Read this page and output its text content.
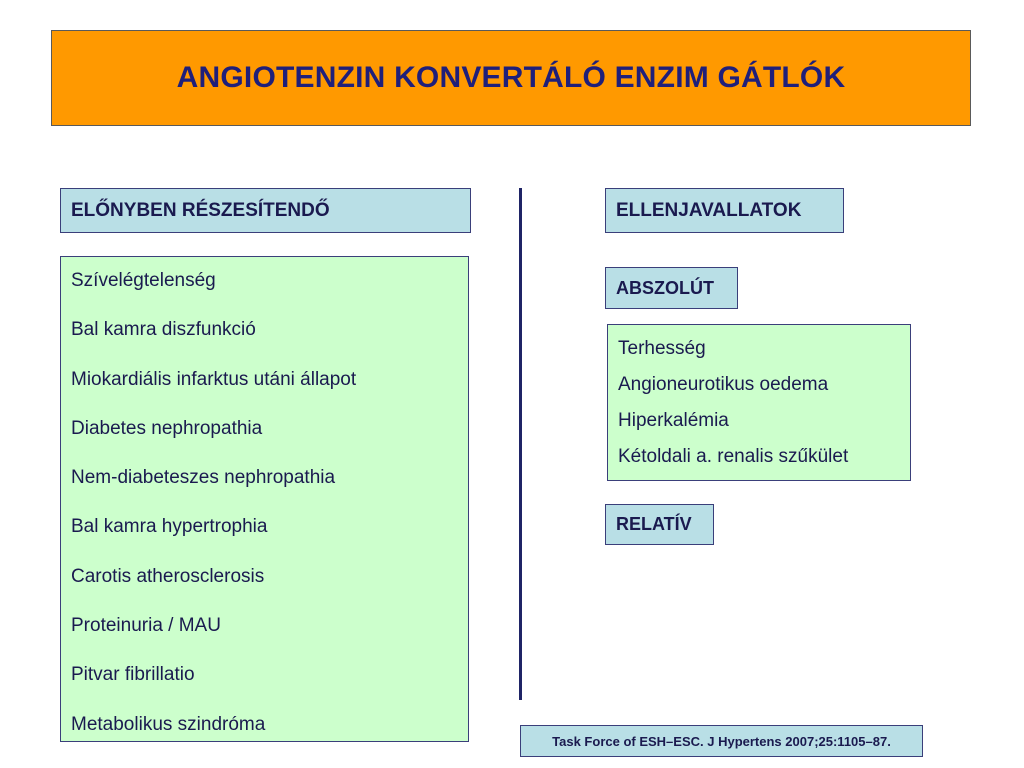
ANGIOTENZIN KONVERTÁLÓ ENZIM GÁTLÓK
ELŐNYBEN RÉSZESÍTENDŐ
Szívelégtelenség
Bal kamra diszfunkció
Miokardiális infarktus utáni állapot
Diabetes nephropathia
Nem-diabeteszes nephropathia
Bal kamra hypertrophia
Carotis atherosclerosis
Proteinuria / MAU
Pitvar fibrillatio
Metabolikus szindróma
ELLENJAVALLATOK
ABSZOLÚT
Terhesség
Angioneurotikus oedema
Hiperkalémia
Kétoldali a. renalis szűkület
RELATÍV
Task Force of ESH–ESC. J Hypertens 2007;25:1105–87.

:::::

(WORK INSTRUCTIONS) Write out all the entries again, word for word, and print no images.

(OUTPUT OF THE EXERCISE)
Read this page and output its text content.
ANGIOTENZIN KONVERTÁLÓ ENZIM GÁTLÓK
ELŐNYBEN RÉSZESÍTENDŐ
Szívelégtelenség
Bal kamra diszfunkció
Miokardiális infarktus utáni állapot
Diabetes nephropathia
Nem-diabeteszes nephropathia
Bal kamra hypertrophia
Carotis atherosclerosis
Proteinuria / MAU
Pitvar fibrillatio
Metabolikus szindróma
ELLENJAVALLATOK
ABSZOLÚT
Terhesség
Angioneurotikus oedema
Hiperkalémia
Kétoldali a. renalis szűkület
RELATÍV
Task Force of ESH–ESC. J Hypertens 2007;25:1105–87.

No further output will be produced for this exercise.